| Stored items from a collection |
* BEGIN *

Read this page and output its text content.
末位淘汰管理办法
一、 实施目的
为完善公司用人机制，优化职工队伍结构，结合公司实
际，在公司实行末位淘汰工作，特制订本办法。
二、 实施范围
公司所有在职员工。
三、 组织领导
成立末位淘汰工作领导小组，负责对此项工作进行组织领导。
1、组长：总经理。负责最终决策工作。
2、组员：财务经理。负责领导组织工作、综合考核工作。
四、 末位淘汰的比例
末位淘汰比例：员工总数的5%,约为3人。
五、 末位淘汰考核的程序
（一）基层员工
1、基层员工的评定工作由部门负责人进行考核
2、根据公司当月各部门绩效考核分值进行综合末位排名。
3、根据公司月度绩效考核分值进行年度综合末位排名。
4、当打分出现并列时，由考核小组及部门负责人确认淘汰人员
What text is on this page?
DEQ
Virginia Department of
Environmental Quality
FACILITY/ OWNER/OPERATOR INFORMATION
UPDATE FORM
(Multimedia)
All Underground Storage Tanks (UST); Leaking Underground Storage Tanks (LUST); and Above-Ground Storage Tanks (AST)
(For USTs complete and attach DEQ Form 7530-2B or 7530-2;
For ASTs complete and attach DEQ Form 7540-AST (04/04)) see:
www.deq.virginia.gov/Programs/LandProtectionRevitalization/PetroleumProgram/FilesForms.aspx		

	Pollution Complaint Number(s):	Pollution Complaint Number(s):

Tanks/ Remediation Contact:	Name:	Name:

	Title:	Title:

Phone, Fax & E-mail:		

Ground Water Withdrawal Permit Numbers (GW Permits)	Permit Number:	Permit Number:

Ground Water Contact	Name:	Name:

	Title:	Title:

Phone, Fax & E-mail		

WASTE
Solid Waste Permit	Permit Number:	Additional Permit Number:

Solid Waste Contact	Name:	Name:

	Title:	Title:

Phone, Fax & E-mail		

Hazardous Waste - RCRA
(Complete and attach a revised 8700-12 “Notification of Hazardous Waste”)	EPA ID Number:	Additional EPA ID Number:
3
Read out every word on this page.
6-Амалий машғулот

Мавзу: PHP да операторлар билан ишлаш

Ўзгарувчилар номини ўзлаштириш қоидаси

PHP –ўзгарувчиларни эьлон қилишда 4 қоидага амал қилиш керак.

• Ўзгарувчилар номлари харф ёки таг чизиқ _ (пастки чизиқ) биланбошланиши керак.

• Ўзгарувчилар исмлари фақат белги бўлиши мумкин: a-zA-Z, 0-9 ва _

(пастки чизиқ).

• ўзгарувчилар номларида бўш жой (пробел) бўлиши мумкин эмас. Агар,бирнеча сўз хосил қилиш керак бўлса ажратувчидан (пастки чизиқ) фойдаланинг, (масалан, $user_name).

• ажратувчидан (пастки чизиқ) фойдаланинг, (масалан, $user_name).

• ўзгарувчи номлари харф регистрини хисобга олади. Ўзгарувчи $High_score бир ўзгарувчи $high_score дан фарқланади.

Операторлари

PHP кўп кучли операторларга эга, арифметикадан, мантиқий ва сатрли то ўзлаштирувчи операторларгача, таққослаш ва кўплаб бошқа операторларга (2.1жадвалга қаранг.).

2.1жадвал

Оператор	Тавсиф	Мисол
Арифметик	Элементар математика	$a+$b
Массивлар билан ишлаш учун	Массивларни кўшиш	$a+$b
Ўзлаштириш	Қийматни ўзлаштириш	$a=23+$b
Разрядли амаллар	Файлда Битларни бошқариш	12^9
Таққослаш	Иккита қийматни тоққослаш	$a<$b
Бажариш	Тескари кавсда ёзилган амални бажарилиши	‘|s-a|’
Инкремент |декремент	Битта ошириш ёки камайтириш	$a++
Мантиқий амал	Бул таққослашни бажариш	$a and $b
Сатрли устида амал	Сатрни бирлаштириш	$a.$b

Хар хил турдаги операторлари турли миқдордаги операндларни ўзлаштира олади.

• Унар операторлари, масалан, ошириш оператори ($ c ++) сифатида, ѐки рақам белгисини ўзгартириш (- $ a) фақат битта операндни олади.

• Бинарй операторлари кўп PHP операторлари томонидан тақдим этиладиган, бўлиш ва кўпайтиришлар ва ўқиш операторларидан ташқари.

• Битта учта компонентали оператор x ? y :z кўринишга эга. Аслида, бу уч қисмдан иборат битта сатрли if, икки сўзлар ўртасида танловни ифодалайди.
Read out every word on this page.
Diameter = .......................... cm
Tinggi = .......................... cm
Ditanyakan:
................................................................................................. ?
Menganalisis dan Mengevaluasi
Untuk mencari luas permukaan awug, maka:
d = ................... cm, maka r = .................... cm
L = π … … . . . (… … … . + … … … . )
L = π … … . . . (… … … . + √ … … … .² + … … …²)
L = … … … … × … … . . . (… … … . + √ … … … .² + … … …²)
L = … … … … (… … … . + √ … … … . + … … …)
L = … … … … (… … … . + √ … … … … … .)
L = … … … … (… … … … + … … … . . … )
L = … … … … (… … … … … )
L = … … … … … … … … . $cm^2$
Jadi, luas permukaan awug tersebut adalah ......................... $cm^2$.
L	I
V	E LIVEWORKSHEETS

* END *

| WHAT THIS TASK INVOLVES |
Search the entries for "чизиқ" and copy out each line that has it.

| RESULT OF THIS EXERCISE |
• Ўзгарувчилар номлари харф ёки таг чизиқ _ (пастки чизиқ) биланбошланиши керак.
(пастки чизиқ).
• ўзгарувчилар номларида бўш жой (пробел) бўлиши мумкин эмас. Агар,бирнеча сўз хосил қилиш керак бўлса ажратувчидан (пастки чизиқ) фойдаланинг, (масалан, $user_name).
• ажратувчидан (пастки чизиқ) фойдаланинг, (масалан, $user_name).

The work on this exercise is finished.